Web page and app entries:

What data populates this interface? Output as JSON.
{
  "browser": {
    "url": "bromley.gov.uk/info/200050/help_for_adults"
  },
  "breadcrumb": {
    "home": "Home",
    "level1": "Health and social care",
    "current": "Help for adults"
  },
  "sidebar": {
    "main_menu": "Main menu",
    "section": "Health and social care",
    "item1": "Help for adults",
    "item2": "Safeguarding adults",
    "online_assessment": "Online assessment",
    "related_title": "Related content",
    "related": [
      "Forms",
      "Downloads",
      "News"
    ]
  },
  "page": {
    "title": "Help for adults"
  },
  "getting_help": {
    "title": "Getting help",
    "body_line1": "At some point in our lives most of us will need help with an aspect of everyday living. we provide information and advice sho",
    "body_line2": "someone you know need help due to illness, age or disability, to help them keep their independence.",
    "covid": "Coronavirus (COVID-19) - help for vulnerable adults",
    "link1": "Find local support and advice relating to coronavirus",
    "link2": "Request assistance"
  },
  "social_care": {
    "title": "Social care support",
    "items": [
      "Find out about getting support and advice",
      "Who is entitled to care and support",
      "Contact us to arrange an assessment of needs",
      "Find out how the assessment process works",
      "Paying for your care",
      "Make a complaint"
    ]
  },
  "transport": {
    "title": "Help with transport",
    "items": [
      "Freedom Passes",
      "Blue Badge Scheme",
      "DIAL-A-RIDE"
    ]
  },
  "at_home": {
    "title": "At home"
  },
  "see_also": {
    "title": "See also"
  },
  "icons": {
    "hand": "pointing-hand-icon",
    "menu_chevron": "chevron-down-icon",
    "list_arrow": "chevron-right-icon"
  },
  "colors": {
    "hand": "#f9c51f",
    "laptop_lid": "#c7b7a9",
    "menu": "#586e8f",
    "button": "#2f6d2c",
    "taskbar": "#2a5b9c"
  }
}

§ **What to work on**:
Return the data in full, exactly as it appears above.

§ **Solution**:
What data populates this interface? Output as JSON.
{
  "browser": {
    "url": "bromley.gov.uk/info/200050/help_for_adults"
  },
  "breadcrumb": {
    "home": "Home",
    "level1": "Health and social care",
    "current": "Help for adults"
  },
  "sidebar": {
    "main_menu": "Main menu",
    "section": "Health and social care",
    "item1": "Help for adults",
    "item2": "Safeguarding adults",
    "online_assessment": "Online assessment",
    "related_title": "Related content",
    "related": [
      "Forms",
      "Downloads",
      "News"
    ]
  },
  "page": {
    "title": "Help for adults"
  },
  "getting_help": {
    "title": "Getting help",
    "body_line1": "At some point in our lives most of us will need help with an aspect of everyday living. we provide information and advice sho",
    "body_line2": "someone you know need help due to illness, age or disability, to help them keep their independence.",
    "covid": "Coronavirus (COVID-19) - help for vulnerable adults",
    "link1": "Find local support and advice relating to coronavirus",
    "link2": "Request assistance"
  },
  "social_care": {
    "title": "Social care support",
    "items": [
      "Find out about getting support and advice",
      "Who is entitled to care and support",
      "Contact us to arrange an assessment of needs",
      "Find out how the assessment process works",
      "Paying for your care",
      "Make a complaint"
    ]
  },
  "transport": {
    "title": "Help with transport",
    "items": [
      "Freedom Passes",
      "Blue Badge Scheme",
      "DIAL-A-RIDE"
    ]
  },
  "at_home": {
    "title": "At home"
  },
  "see_also": {
    "title": "See also"
  },
  "icons": {
    "hand": "pointing-hand-icon",
    "menu_chevron": "chevron-down-icon",
    "list_arrow": "chevron-right-icon"
  },
  "colors": {
    "hand": "#f9c51f",
    "laptop_lid": "#c7b7a9",
    "menu": "#586e8f",
    "button": "#2f6d2c",
    "taskbar": "#2a5b9c"
  }
}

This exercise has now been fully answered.